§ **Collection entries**
▽
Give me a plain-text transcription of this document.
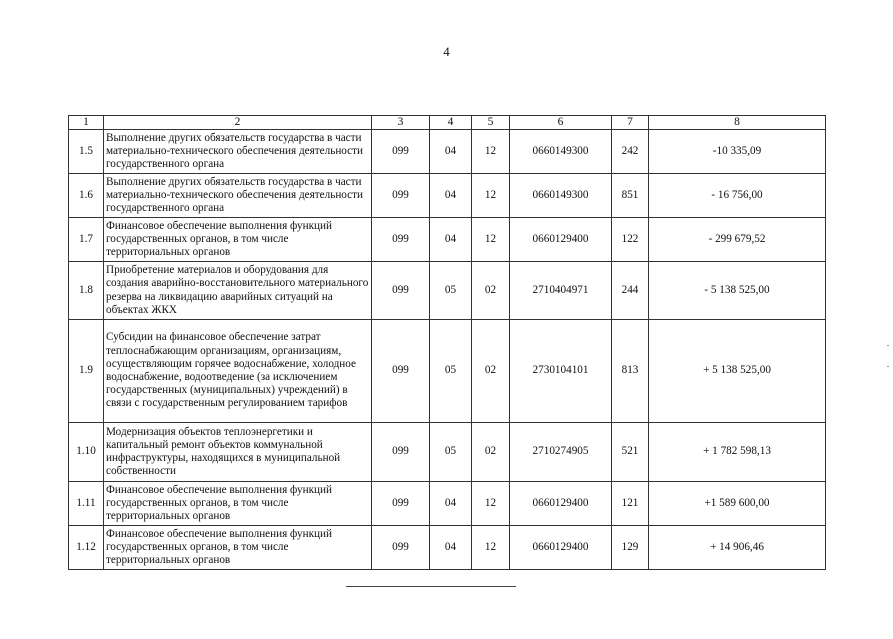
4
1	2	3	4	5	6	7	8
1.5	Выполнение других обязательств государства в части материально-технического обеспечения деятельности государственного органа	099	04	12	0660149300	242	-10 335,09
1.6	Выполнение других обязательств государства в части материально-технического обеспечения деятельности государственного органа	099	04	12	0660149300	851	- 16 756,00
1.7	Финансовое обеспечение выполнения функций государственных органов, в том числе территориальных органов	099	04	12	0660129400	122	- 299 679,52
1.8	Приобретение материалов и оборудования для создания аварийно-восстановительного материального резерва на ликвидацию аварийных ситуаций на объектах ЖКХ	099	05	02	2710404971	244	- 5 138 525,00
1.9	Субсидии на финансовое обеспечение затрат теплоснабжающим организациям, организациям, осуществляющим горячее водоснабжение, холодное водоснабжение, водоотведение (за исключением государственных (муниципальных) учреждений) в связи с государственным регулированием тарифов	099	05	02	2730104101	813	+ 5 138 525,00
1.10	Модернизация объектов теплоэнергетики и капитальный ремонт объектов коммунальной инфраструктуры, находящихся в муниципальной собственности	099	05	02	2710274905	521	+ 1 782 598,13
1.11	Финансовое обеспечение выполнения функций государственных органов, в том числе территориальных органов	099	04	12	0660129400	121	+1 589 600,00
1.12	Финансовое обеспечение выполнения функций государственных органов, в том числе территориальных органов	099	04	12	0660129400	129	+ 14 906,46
△
§ **EXERCISE BRIEF**
Each entry shown above must be quoted exactly, with its pictures left out.

§ **ANSWER TO THE EXERCISE**
Give me a plain-text transcription of this document.
4
1	2	3	4	5	6	7	8
1.5	Выполнение других обязательств государства в части материально-технического обеспечения деятельности государственного органа	099	04	12	0660149300	242	-10 335,09
1.6	Выполнение других обязательств государства в части материально-технического обеспечения деятельности государственного органа	099	04	12	0660149300	851	- 16 756,00
1.7	Финансовое обеспечение выполнения функций государственных органов, в том числе территориальных органов	099	04	12	0660129400	122	- 299 679,52
1.8	Приобретение материалов и оборудования для создания аварийно-восстановительного материального резерва на ликвидацию аварийных ситуаций на объектах ЖКХ	099	05	02	2710404971	244	- 5 138 525,00
1.9	Субсидии на финансовое обеспечение затрат теплоснабжающим организациям, организациям, осуществляющим горячее водоснабжение, холодное водоснабжение, водоотведение (за исключением государственных (муниципальных) учреждений) в связи с государственным регулированием тарифов	099	05	02	2730104101	813	+ 5 138 525,00
1.10	Модернизация объектов теплоэнергетики и капитальный ремонт объектов коммунальной инфраструктуры, находящихся в муниципальной собственности	099	05	02	2710274905	521	+ 1 782 598,13
1.11	Финансовое обеспечение выполнения функций государственных органов, в том числе территориальных органов	099	04	12	0660129400	121	+1 589 600,00
1.12	Финансовое обеспечение выполнения функций государственных органов, в том числе территориальных органов	099	04	12	0660129400	129	+ 14 906,46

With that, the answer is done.